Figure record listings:
______
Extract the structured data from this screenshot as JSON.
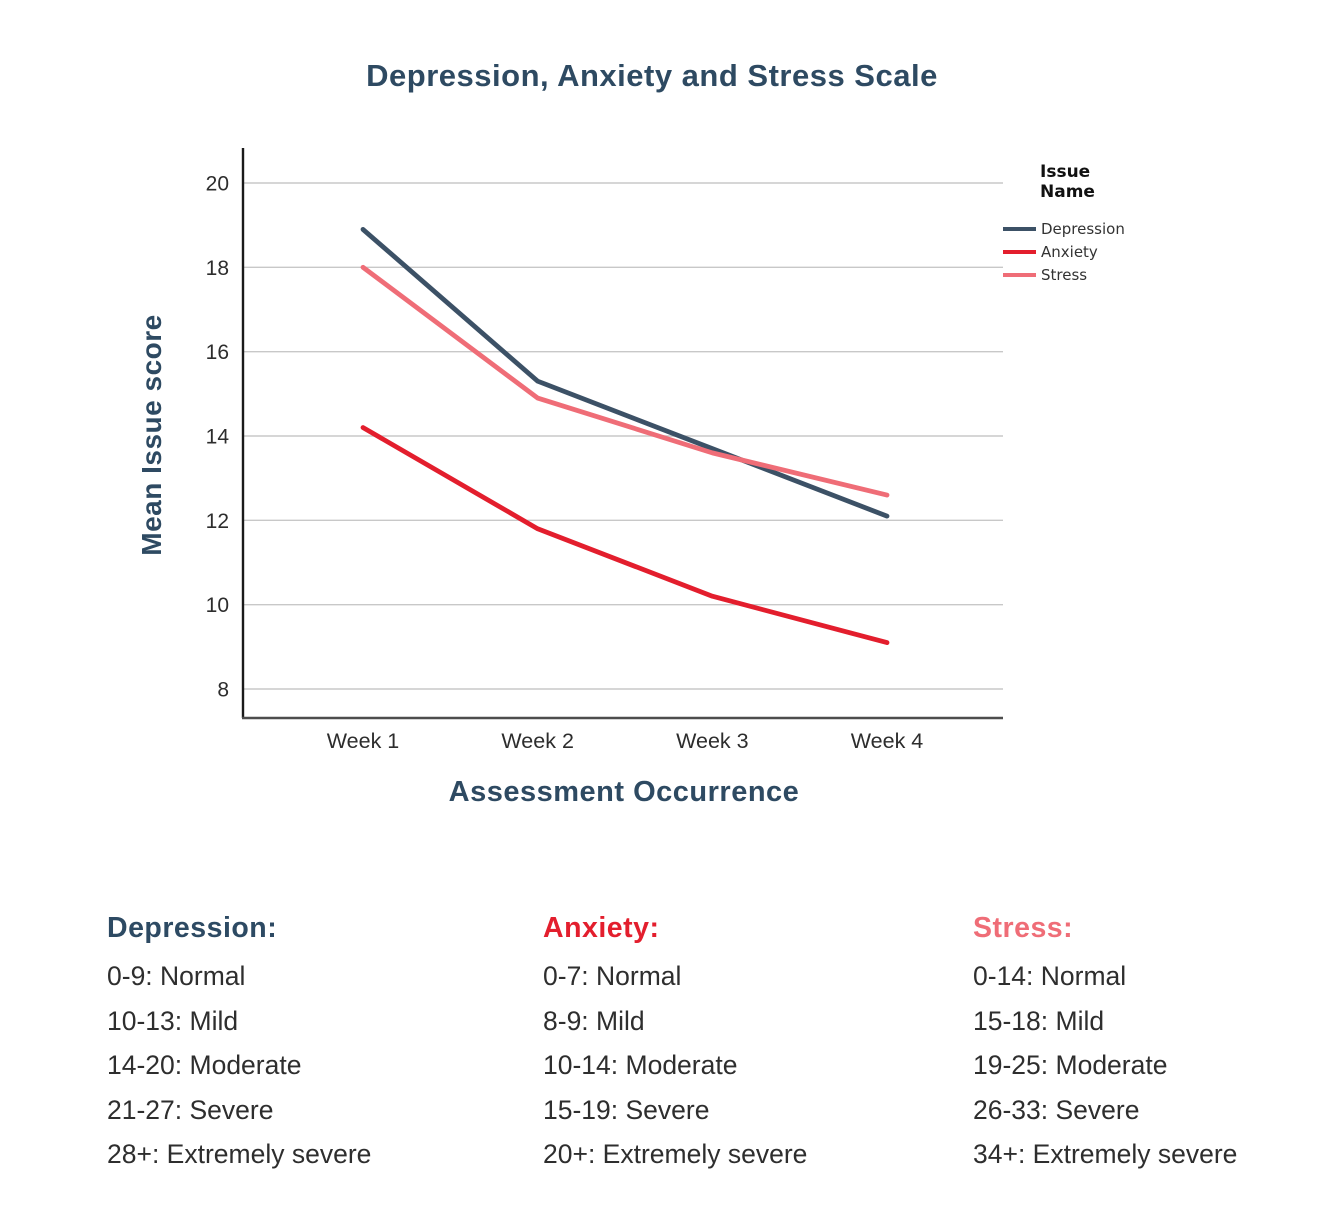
{
  "title": "Depression, Anxiety and Stress Scale",
  "chart_data": {
    "type": "line",
    "x": [
      "Week 1",
      "Week 2",
      "Week 3",
      "Week 4"
    ],
    "xlabel": "Assessment Occurrence",
    "ylabel": "Mean Issue score",
    "yticks": [
      8,
      10,
      12,
      14,
      16,
      18,
      20
    ],
    "ylim": [
      7.2,
      20.8
    ],
    "grid": true,
    "legend_title": "Issue Name",
    "legend_position": "right-top",
    "series": [
      {
        "name": "Depression",
        "color": "#3c5166",
        "values": [
          18.9,
          15.3,
          13.7,
          12.1
        ]
      },
      {
        "name": "Anxiety",
        "color": "#e31e2d",
        "values": [
          14.2,
          11.8,
          10.2,
          9.1
        ]
      },
      {
        "name": "Stress",
        "color": "#ef6d77",
        "values": [
          18.0,
          14.9,
          13.6,
          12.6
        ]
      }
    ]
  },
  "colors": {
    "heading_navy": "#2e4a62",
    "gridline": "#c8c8c8",
    "y_axis": "#1a1a1a",
    "x_axis": "#4d4d4d",
    "tick_text": "#2d2d2d"
  },
  "scales": [
    {
      "heading": "Depression:",
      "color": "#2d4a63",
      "items": [
        "0-9: Normal",
        "10-13: Mild",
        "14-20: Moderate",
        "21-27: Severe",
        "28+: Extremely severe"
      ]
    },
    {
      "heading": "Anxiety:",
      "color": "#e31e2d",
      "items": [
        "0-7: Normal",
        "8-9: Mild",
        "10-14: Moderate",
        "15-19: Severe",
        "20+: Extremely severe"
      ]
    },
    {
      "heading": "Stress:",
      "color": "#ef6d77",
      "items": [
        "0-14: Normal",
        "15-18: Mild",
        "19-25: Moderate",
        "26-33: Severe",
        "34+: Extremely severe"
      ]
    }
  ]
}
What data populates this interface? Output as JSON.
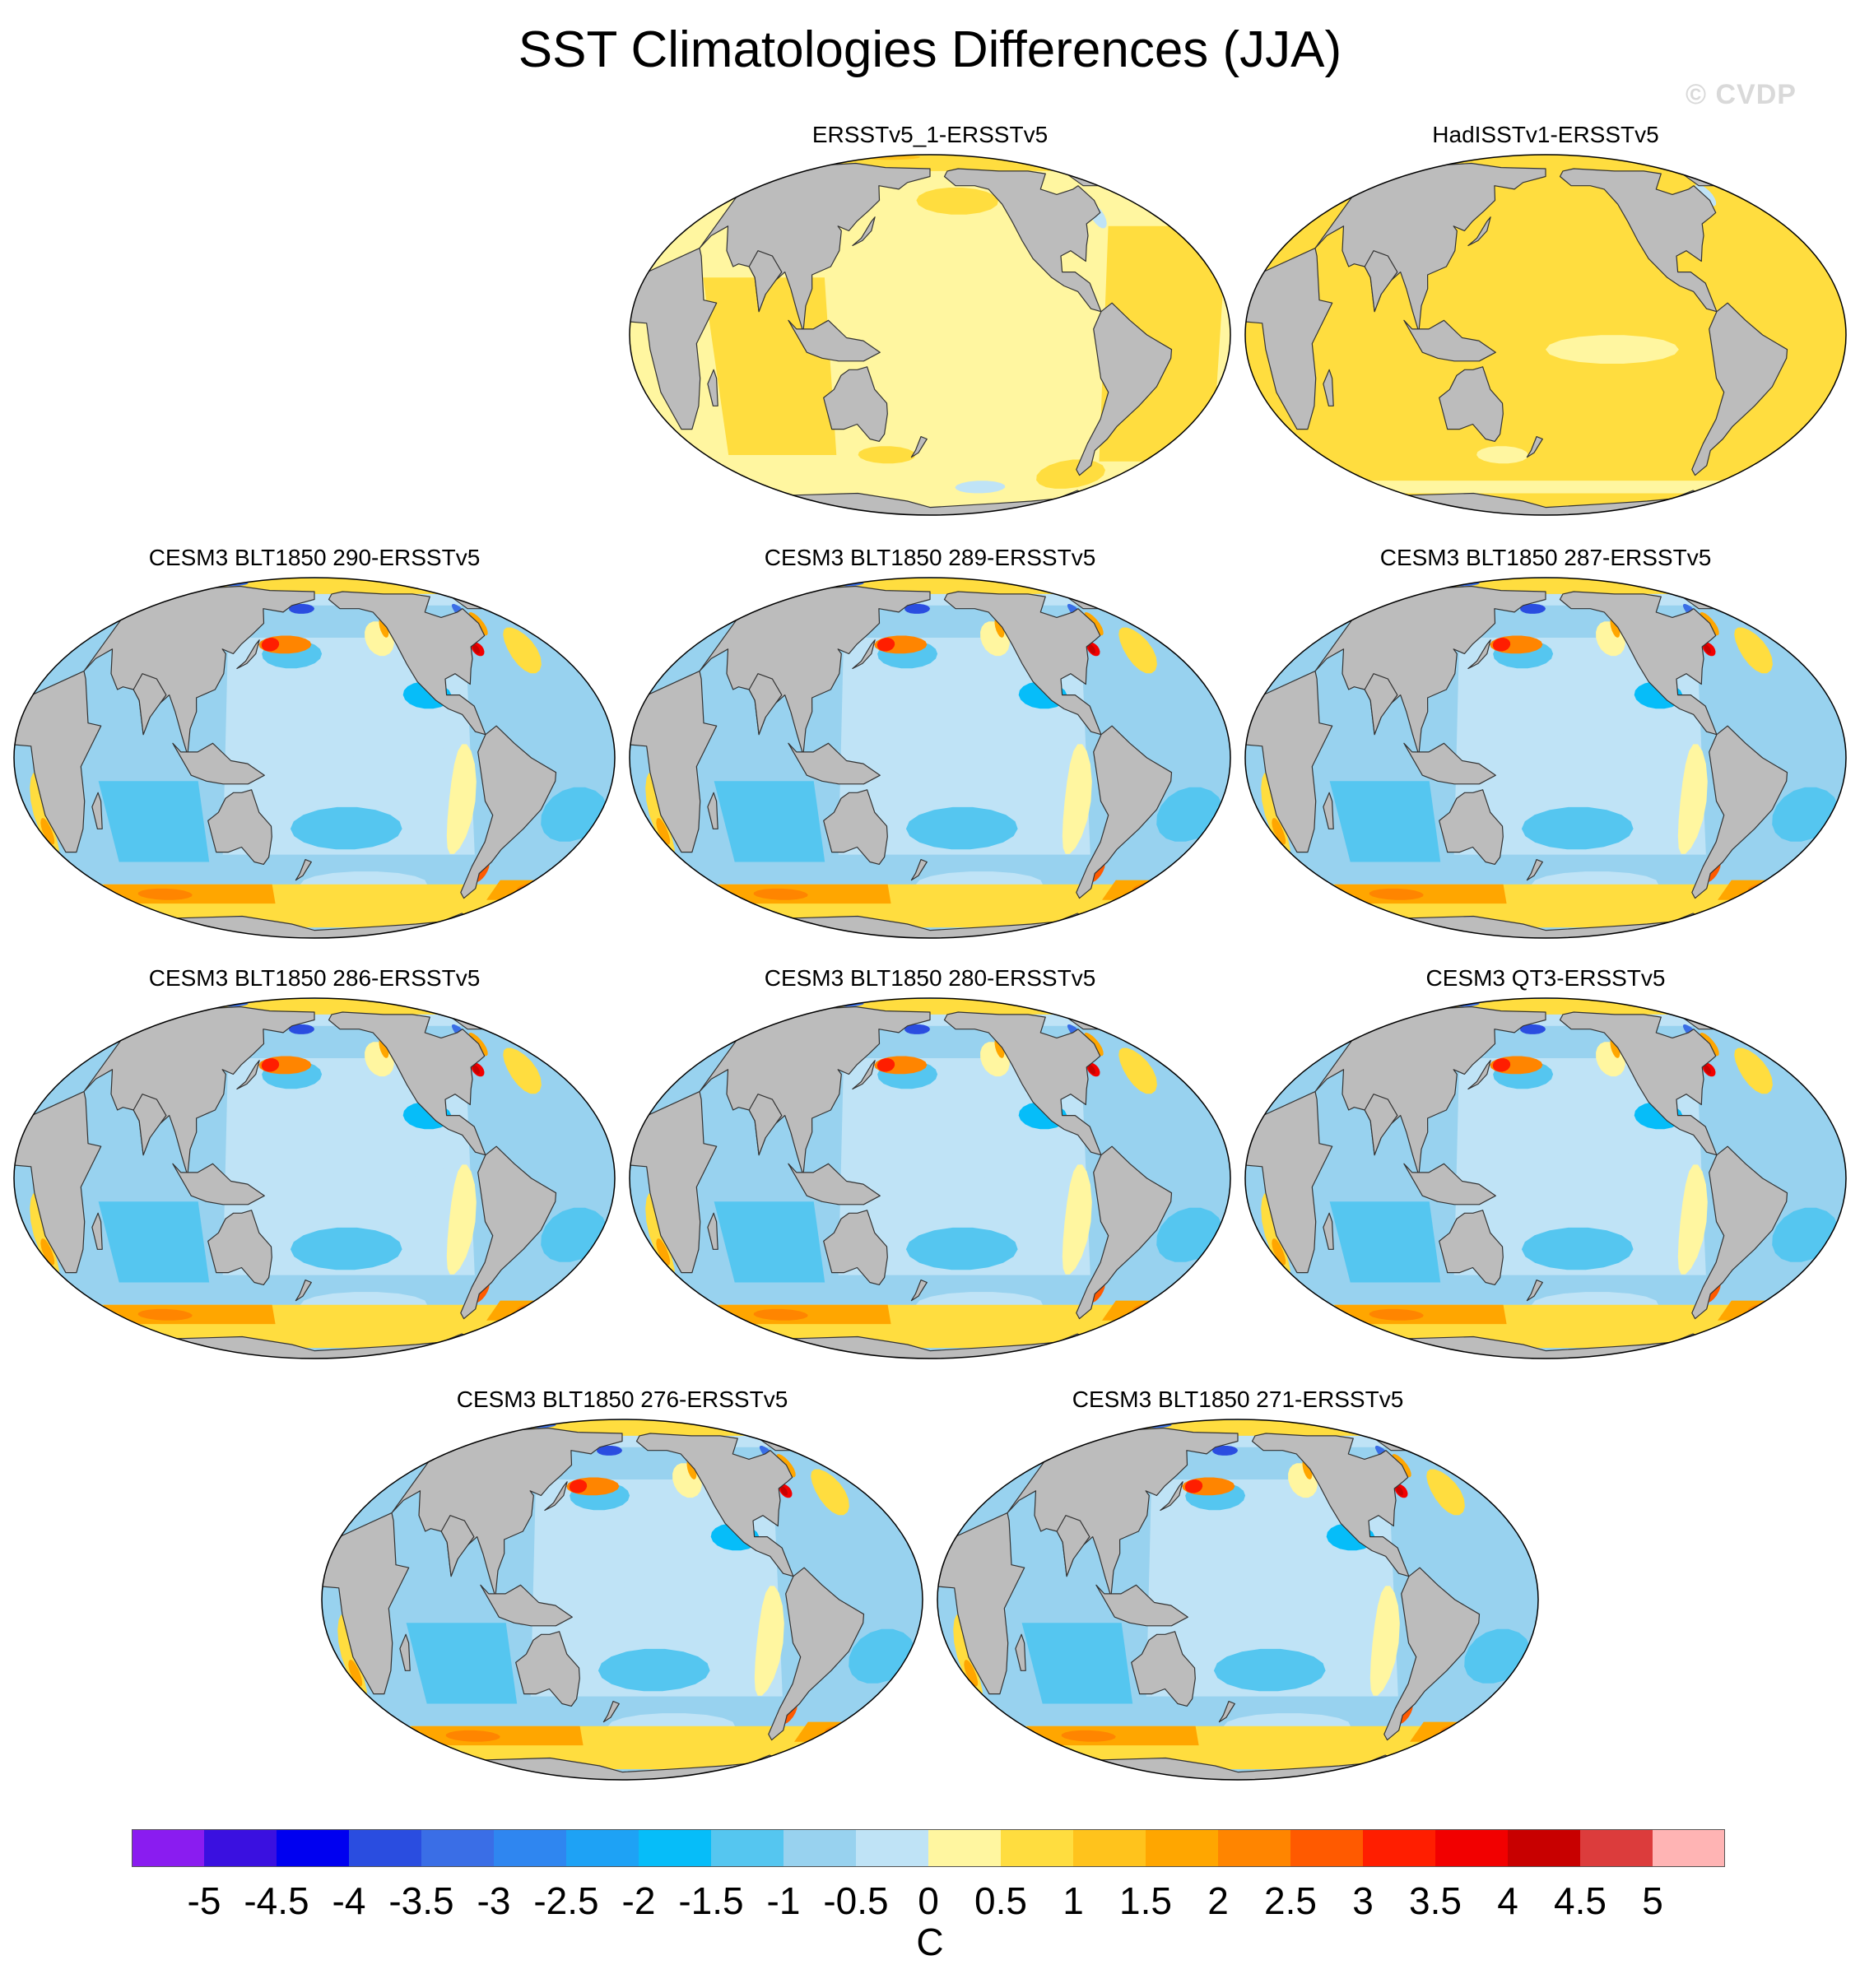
______
TO BE DONE: Show the lines that mention the word "Depression".

WORKED ANSWER:
  "title": "Depression, Anxiety and Stress Scale",
        "name": "Depression",
      "heading": "Depression:",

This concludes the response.